WRITTEN INSTRUCTION:
Each record below must be returned exactly as shown.

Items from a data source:
** BEGIN **

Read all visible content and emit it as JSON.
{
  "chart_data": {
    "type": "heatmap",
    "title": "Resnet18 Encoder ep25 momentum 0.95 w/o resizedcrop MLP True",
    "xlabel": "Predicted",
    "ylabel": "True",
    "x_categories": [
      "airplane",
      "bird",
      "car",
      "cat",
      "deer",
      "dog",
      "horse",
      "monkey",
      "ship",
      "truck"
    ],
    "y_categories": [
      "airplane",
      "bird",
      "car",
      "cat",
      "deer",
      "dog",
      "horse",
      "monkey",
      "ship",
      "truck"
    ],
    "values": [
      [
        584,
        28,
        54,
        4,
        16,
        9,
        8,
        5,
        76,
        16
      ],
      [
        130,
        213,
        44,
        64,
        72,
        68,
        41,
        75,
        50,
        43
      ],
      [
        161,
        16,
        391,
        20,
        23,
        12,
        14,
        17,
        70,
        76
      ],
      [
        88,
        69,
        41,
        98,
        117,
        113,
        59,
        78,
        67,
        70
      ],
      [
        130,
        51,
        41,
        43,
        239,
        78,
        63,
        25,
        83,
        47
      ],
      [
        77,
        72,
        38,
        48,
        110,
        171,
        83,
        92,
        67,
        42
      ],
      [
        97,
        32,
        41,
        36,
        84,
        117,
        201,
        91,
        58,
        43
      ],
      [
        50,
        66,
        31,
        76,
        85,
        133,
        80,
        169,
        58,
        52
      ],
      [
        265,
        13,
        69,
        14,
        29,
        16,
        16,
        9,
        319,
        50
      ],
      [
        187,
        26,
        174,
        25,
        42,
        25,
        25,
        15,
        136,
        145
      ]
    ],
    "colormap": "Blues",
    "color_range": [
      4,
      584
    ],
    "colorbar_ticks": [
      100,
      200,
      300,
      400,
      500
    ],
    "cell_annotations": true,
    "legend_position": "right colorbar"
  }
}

** END **

RESULT OF THIS EXERCISE:
Read all visible content and emit it as JSON.
{
  "chart_data": {
    "type": "heatmap",
    "title": "Resnet18 Encoder ep25 momentum 0.95 w/o resizedcrop MLP True",
    "xlabel": "Predicted",
    "ylabel": "True",
    "x_categories": [
      "airplane",
      "bird",
      "car",
      "cat",
      "deer",
      "dog",
      "horse",
      "monkey",
      "ship",
      "truck"
    ],
    "y_categories": [
      "airplane",
      "bird",
      "car",
      "cat",
      "deer",
      "dog",
      "horse",
      "monkey",
      "ship",
      "truck"
    ],
    "values": [
      [
        584,
        28,
        54,
        4,
        16,
        9,
        8,
        5,
        76,
        16
      ],
      [
        130,
        213,
        44,
        64,
        72,
        68,
        41,
        75,
        50,
        43
      ],
      [
        161,
        16,
        391,
        20,
        23,
        12,
        14,
        17,
        70,
        76
      ],
      [
        88,
        69,
        41,
        98,
        117,
        113,
        59,
        78,
        67,
        70
      ],
      [
        130,
        51,
        41,
        43,
        239,
        78,
        63,
        25,
        83,
        47
      ],
      [
        77,
        72,
        38,
        48,
        110,
        171,
        83,
        92,
        67,
        42
      ],
      [
        97,
        32,
        41,
        36,
        84,
        117,
        201,
        91,
        58,
        43
      ],
      [
        50,
        66,
        31,
        76,
        85,
        133,
        80,
        169,
        58,
        52
      ],
      [
        265,
        13,
        69,
        14,
        29,
        16,
        16,
        9,
        319,
        50
      ],
      [
        187,
        26,
        174,
        25,
        42,
        25,
        25,
        15,
        136,
        145
      ]
    ],
    "colormap": "Blues",
    "color_range": [
      4,
      584
    ],
    "colorbar_ticks": [
      100,
      200,
      300,
      400,
      500
    ],
    "cell_annotations": true,
    "legend_position": "right colorbar"
  }
}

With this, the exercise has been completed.